(Stored data)

------------------------------------------------

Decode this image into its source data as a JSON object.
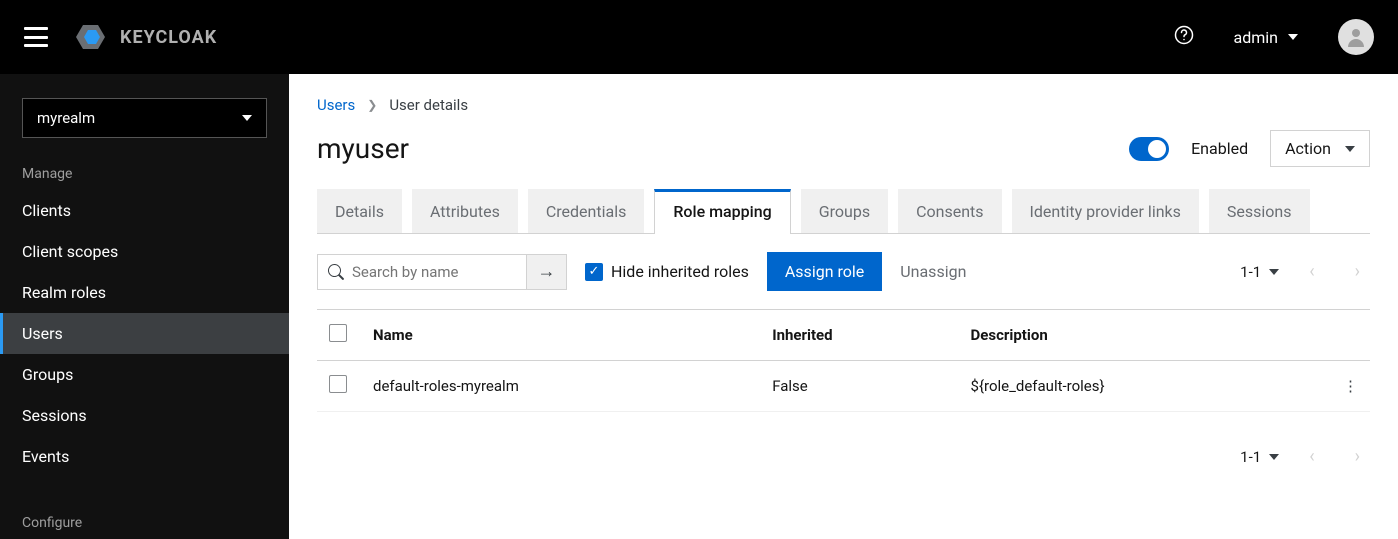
{
  "header": {
    "brand_text": "KEYCLOAK",
    "username": "admin"
  },
  "sidebar": {
    "realm": "myrealm",
    "sections": [
      {
        "heading": "Manage",
        "items": [
          "Clients",
          "Client scopes",
          "Realm roles",
          "Users",
          "Groups",
          "Sessions",
          "Events"
        ],
        "active": "Users"
      },
      {
        "heading": "Configure",
        "items": []
      }
    ]
  },
  "breadcrumb": {
    "link": "Users",
    "current": "User details"
  },
  "page": {
    "title": "myuser",
    "enabled_label": "Enabled",
    "action_label": "Action"
  },
  "tabs": {
    "items": [
      "Details",
      "Attributes",
      "Credentials",
      "Role mapping",
      "Groups",
      "Consents",
      "Identity provider links",
      "Sessions"
    ],
    "active": "Role mapping"
  },
  "toolbar": {
    "search_placeholder": "Search by name",
    "hide_inherited_label": "Hide inherited roles",
    "assign_label": "Assign role",
    "unassign_label": "Unassign",
    "page_range": "1-1"
  },
  "table": {
    "columns": [
      "Name",
      "Inherited",
      "Description"
    ],
    "rows": [
      {
        "name": "default-roles-myrealm",
        "inherited": "False",
        "description": "${role_default-roles}"
      }
    ]
  },
  "footer": {
    "page_range": "1-1"
  }
}
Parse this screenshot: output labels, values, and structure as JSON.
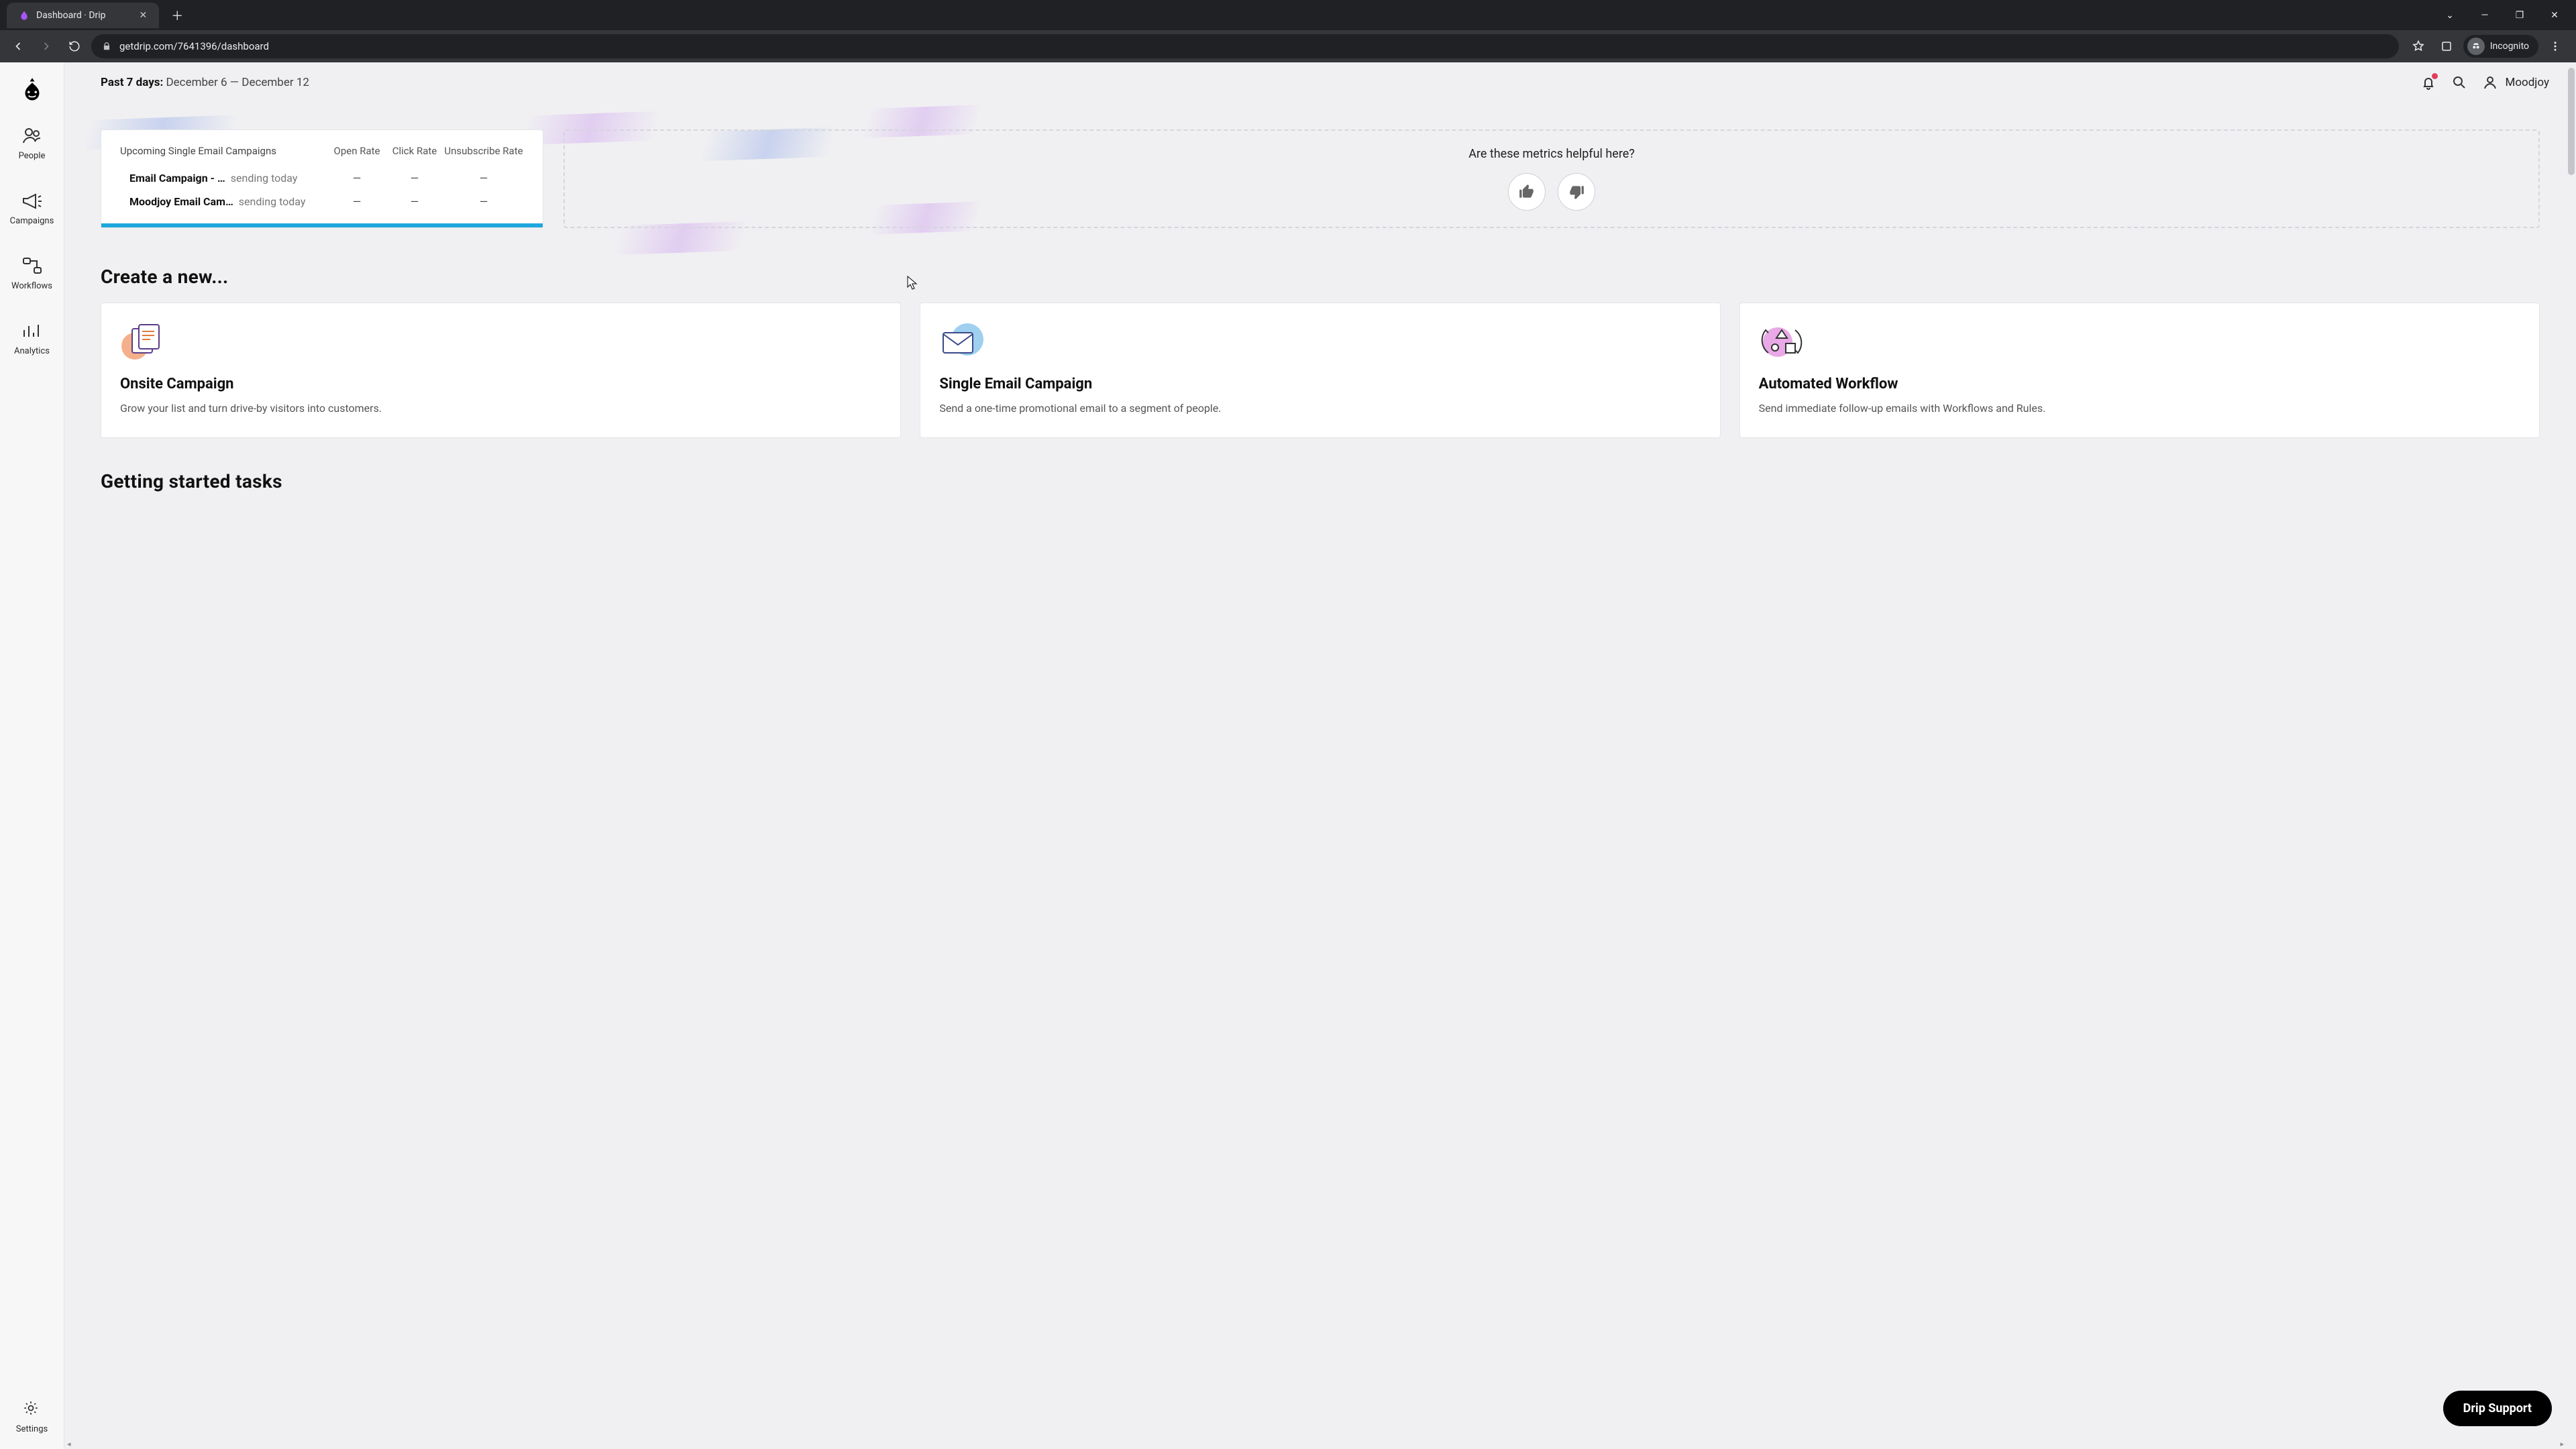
{
  "browser": {
    "tab_title": "Dashboard · Drip",
    "url": "getdrip.com/7641396/dashboard",
    "incognito_label": "Incognito"
  },
  "topbar": {
    "range_label": "Past 7 days:",
    "range_value": "December 6 — December 12",
    "user_name": "Moodjoy"
  },
  "sidebar": {
    "items": [
      {
        "label": "People"
      },
      {
        "label": "Campaigns"
      },
      {
        "label": "Workflows"
      },
      {
        "label": "Analytics"
      }
    ],
    "settings_label": "Settings"
  },
  "campaigns": {
    "title": "Upcoming Single Email Campaigns",
    "cols": {
      "open": "Open Rate",
      "click": "Click Rate",
      "unsub": "Unsubscribe Rate"
    },
    "rows": [
      {
        "name": "Email Campaign - …",
        "status": "sending today",
        "open": "—",
        "click": "—",
        "unsub": "—"
      },
      {
        "name": "Moodjoy Email Cam…",
        "status": "sending today",
        "open": "—",
        "click": "—",
        "unsub": "—"
      }
    ]
  },
  "feedback": {
    "question": "Are these metrics helpful here?"
  },
  "create": {
    "heading": "Create a new...",
    "cards": [
      {
        "title": "Onsite Campaign",
        "desc": "Grow your list and turn drive-by visitors into customers."
      },
      {
        "title": "Single Email Campaign",
        "desc": "Send a one-time promotional email to a segment of people."
      },
      {
        "title": "Automated Workflow",
        "desc": "Send immediate follow-up emails with Workflows and Rules."
      }
    ]
  },
  "tasks": {
    "heading": "Getting started tasks"
  },
  "support": {
    "label": "Drip Support"
  }
}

------------------------------------------------

● **Work to complete**: Your task is to return the entries above exactly, with no pictures.

● **Exercise result**:
Decode this image into its source data as a JSON object.
{
  "header": {
    "brand_text": "KEYCLOAK",
    "username": "admin"
  },
  "sidebar": {
    "realm": "myrealm",
    "sections": [
      {
        "heading": "Manage",
        "items": [
          "Clients",
          "Client scopes",
          "Realm roles",
          "Users",
          "Groups",
          "Sessions",
          "Events"
        ],
        "active": "Users"
      },
      {
        "heading": "Configure",
        "items": []
      }
    ]
  },
  "breadcrumb": {
    "link": "Users",
    "current": "User details"
  },
  "page": {
    "title": "myuser",
    "enabled_label": "Enabled",
    "action_label": "Action"
  },
  "tabs": {
    "items": [
      "Details",
      "Attributes",
      "Credentials",
      "Role mapping",
      "Groups",
      "Consents",
      "Identity provider links",
      "Sessions"
    ],
    "active": "Role mapping"
  },
  "toolbar": {
    "search_placeholder": "Search by name",
    "hide_inherited_label": "Hide inherited roles",
    "assign_label": "Assign role",
    "unassign_label": "Unassign",
    "page_range": "1-1"
  },
  "table": {
    "columns": [
      "Name",
      "Inherited",
      "Description"
    ],
    "rows": [
      {
        "name": "default-roles-myrealm",
        "inherited": "False",
        "description": "${role_default-roles}"
      }
    ]
  },
  "footer": {
    "page_range": "1-1"
  }
}
Parse this screenshot: output labels, values, and structure as JSON.
{
  "browser": {
    "tab_title": "Dashboard · Drip",
    "url": "getdrip.com/7641396/dashboard",
    "incognito_label": "Incognito"
  },
  "topbar": {
    "range_label": "Past 7 days:",
    "range_value": "December 6 — December 12",
    "user_name": "Moodjoy"
  },
  "sidebar": {
    "items": [
      {
        "label": "People"
      },
      {
        "label": "Campaigns"
      },
      {
        "label": "Workflows"
      },
      {
        "label": "Analytics"
      }
    ],
    "settings_label": "Settings"
  },
  "campaigns": {
    "title": "Upcoming Single Email Campaigns",
    "cols": {
      "open": "Open Rate",
      "click": "Click Rate",
      "unsub": "Unsubscribe Rate"
    },
    "rows": [
      {
        "name": "Email Campaign - …",
        "status": "sending today",
        "open": "—",
        "click": "—",
        "unsub": "—"
      },
      {
        "name": "Moodjoy Email Cam…",
        "status": "sending today",
        "open": "—",
        "click": "—",
        "unsub": "—"
      }
    ]
  },
  "feedback": {
    "question": "Are these metrics helpful here?"
  },
  "create": {
    "heading": "Create a new...",
    "cards": [
      {
        "title": "Onsite Campaign",
        "desc": "Grow your list and turn drive-by visitors into customers."
      },
      {
        "title": "Single Email Campaign",
        "desc": "Send a one-time promotional email to a segment of people."
      },
      {
        "title": "Automated Workflow",
        "desc": "Send immediate follow-up emails with Workflows and Rules."
      }
    ]
  },
  "tasks": {
    "heading": "Getting started tasks"
  },
  "support": {
    "label": "Drip Support"
  }
}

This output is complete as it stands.